● **Work required**: Reproduce the listing below verbatim.

● **Entries supplied**:
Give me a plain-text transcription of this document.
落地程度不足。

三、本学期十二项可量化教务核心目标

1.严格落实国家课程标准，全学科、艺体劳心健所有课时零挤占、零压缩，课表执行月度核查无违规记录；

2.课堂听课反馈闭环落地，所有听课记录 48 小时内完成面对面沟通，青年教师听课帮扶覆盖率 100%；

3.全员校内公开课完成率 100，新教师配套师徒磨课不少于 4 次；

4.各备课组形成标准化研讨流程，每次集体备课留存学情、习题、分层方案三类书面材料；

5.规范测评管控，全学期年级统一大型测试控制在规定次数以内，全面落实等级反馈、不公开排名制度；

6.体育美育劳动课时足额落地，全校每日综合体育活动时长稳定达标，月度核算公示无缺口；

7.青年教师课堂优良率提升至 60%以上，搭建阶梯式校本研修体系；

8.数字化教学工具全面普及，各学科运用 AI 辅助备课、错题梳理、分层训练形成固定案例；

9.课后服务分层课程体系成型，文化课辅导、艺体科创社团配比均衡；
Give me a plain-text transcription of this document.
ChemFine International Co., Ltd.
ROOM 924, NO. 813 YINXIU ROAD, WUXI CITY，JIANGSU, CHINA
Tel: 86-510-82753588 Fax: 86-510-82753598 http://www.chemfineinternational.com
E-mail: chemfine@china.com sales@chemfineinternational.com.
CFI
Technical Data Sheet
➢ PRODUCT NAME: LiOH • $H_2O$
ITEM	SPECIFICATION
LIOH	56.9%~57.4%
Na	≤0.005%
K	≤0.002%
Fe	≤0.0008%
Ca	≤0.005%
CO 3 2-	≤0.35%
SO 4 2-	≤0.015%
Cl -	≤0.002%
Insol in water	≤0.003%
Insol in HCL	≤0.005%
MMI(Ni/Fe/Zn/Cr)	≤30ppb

● **Worked solution**:
Give me a plain-text transcription of this document.
落地程度不足。

三、本学期十二项可量化教务核心目标

1.严格落实国家课程标准，全学科、艺体劳心健所有课时零挤占、零压缩，课表执行月度核查无违规记录；

2.课堂听课反馈闭环落地，所有听课记录 48 小时内完成面对面沟通，青年教师听课帮扶覆盖率 100%；

3.全员校内公开课完成率 100，新教师配套师徒磨课不少于 4 次；

4.各备课组形成标准化研讨流程，每次集体备课留存学情、习题、分层方案三类书面材料；

5.规范测评管控，全学期年级统一大型测试控制在规定次数以内，全面落实等级反馈、不公开排名制度；

6.体育美育劳动课时足额落地，全校每日综合体育活动时长稳定达标，月度核算公示无缺口；

7.青年教师课堂优良率提升至 60%以上，搭建阶梯式校本研修体系；

8.数字化教学工具全面普及，各学科运用 AI 辅助备课、错题梳理、分层训练形成固定案例；

9.课后服务分层课程体系成型，文化课辅导、艺体科创社团配比均衡；
Give me a plain-text transcription of this document.
ChemFine International Co., Ltd.
ROOM 924, NO. 813 YINXIU ROAD, WUXI CITY，JIANGSU, CHINA
Tel: 86-510-82753588 Fax: 86-510-82753598 http://www.chemfineinternational.com
E-mail: chemfine@china.com sales@chemfineinternational.com.
CFI
Technical Data Sheet
➢ PRODUCT NAME: LiOH • $H_2O$
ITEM	SPECIFICATION
LIOH	56.9%~57.4%
Na	≤0.005%
K	≤0.002%
Fe	≤0.0008%
Ca	≤0.005%
CO 3 2-	≤0.35%
SO 4 2-	≤0.015%
Cl -	≤0.002%
Insol in water	≤0.003%
Insol in HCL	≤0.005%
MMI(Ni/Fe/Zn/Cr)	≤30ppb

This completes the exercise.